Which std functions are available/work without calling main()

Given some code which is being called as an extension from some other language runtime, what library functions are expected to work as documented? That is, main is in some other language, and the first call to Rust is well after the initial process startup.

Specifically, it looks like std::env::args returns nothing if Rust’s main hasn’t been called. Is that expected? Is there any documentation to that effect?

What other functions change behaviour when used this way?

2 Likes

I would look to rust’s startup code to see things which happen before main().

So the stack guard is another – though at least on Linux, you’ll still have the OS guard, but it will look like a raw SIGSEGV on overflow. You’ll also miss the Thread init, which mostly just means that std::thread::current().name() will be None. I think both of these are also true of threads created outside of std::thread, e.g. with direct pthread_create.

3 Likes

Windows doesn’t actually use main() to gather its arguments, so it’ll actually work fine on there.

Unfortunately, Linux literally provides your command-line parameters as arguments to your main function. I’m not sure if it’s possible to get them any other way short of trawling /proc, which would be way slower than Windows’s single syscall.

1 Like

Would it be reasonable to add public functions to initialize and tear down the standard library, for use when main is not written in Rust? The initializer could take the C argv as an argument.

When using /proc using eg:

$ cat /proc/self/cmdline

the kernel will read the arguments from the position on the stack they are normally placed.

It’s also possible to find argc/argv from the “_dl_argc”/"_dl_argv" symbols.

Rust’s standard library should not require “special” initialization in order to be happy with getting called as a library; down that path lies languages with runtimes.

The thread name doesn’t seem like a problem at all; even threads spawned by Rust don’t have names by default.

Recorded information:
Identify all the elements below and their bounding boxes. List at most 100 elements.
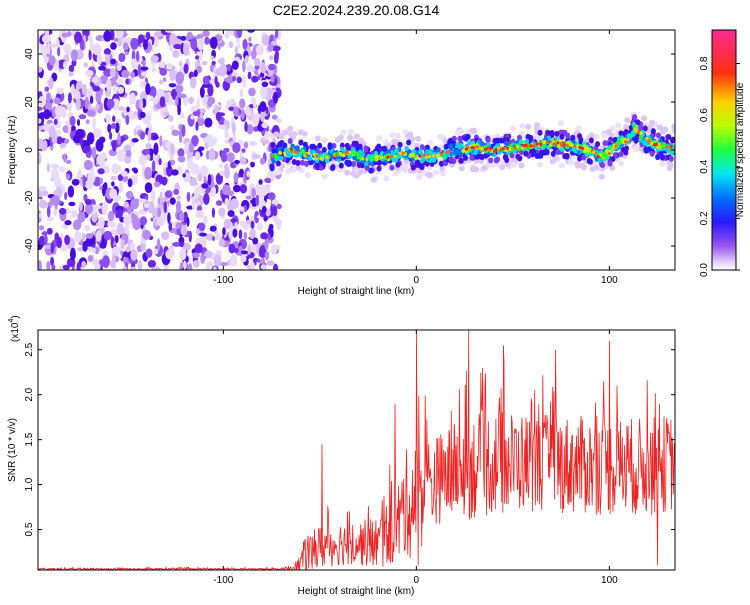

What to work on:
1. Answer these about the Rust forum thread:
(a) What does std::env::args return if Rust's main hasn't been called?
(b) Which operating system doesn't use main() to gather its arguments?
(c) From which symbols can argc/argv be found?
2. Pick up the Rust forum thread after its final post and continue it.
The listing is separate material, apart from the Rust forum thread.

Answers:
1.
(a) Nothing.
(b) Windows.
(c) The "_dl_argc" and "_dl_argv" symbols.

2.
On some platforms we can potentially get arguments after the program starts, and on others we can’t; as long as we don’t crash on any platform, that seems fine. Having a function to set the arguments won’t work on all platforms (if you want the concept of changed arguments to apply to code not written in Rust). This doesn’t seem like a problem to me; if you want to handle arguments, you need to get them from the code implementing main(), even if written in another language. Perhaps we should have a convenient way of constructing an Args that way.

Regarding the stack guard initialization: as far as I can tell, that only exists to set up a signal handler to handle stack overflow and produce a friendlier error message. That’s a rather unexpected behavior, and programs that expect to handle SIGSEGV (or platform equivalent) themselves may find it surprising. I’d argue that we should document that better than we do, and ideally not do that by default. Could we have a compile-time option to select that behavior?

Finally, sys::init() itself does very little: on unix-like platforms it sets SIGPIPE to ignore (also not documented anywhere as far as I can tell), and on every other platform it does nothing.

So, overall, I don’t think there’s anything necessary in that initialization, and what is there we should either document or consider carefully removing or making optional.

1 Like

That’s a glibc-private symbol that we shouldn’t use. And it can become inaccurate if your program changes where the argument area points to.

In an ideal world, I’d love to have a prctl to get the values settable by PR_SET_MM_ARG_START and PR_SET_MM_ARG_END. I don’t know of any means of doing so (other than reading /proc/self/cmdline, which depends on a mounted /proc, which we can’t count on either).

I just found out that __attribute__((constructor)) functions get passed argc, argv and environ, so using that seems by far the best option.

1 Like

Where do you see that documented? I don’t see that anywhere in the documentation of __attribute__((constructor)). (Using that also seems likely to produce surprising behavior in some use cases and with some toolchains/linking.)

1 Like

The argv crate relies on static constructors being passed argc/argv/envp on Linux/MacOS. It doesn’t seem to be specifically defined by an ABI; glibc does pass these explicitly, but other environments may not (discussion: https://bugs.freebsd.org/bugzilla/show_bug.cgi?id=223752).

2 Likes

I just posted https://github.com/rust-lang/rust/issues/62569 about Rust ignoring SIGPIPE on startup.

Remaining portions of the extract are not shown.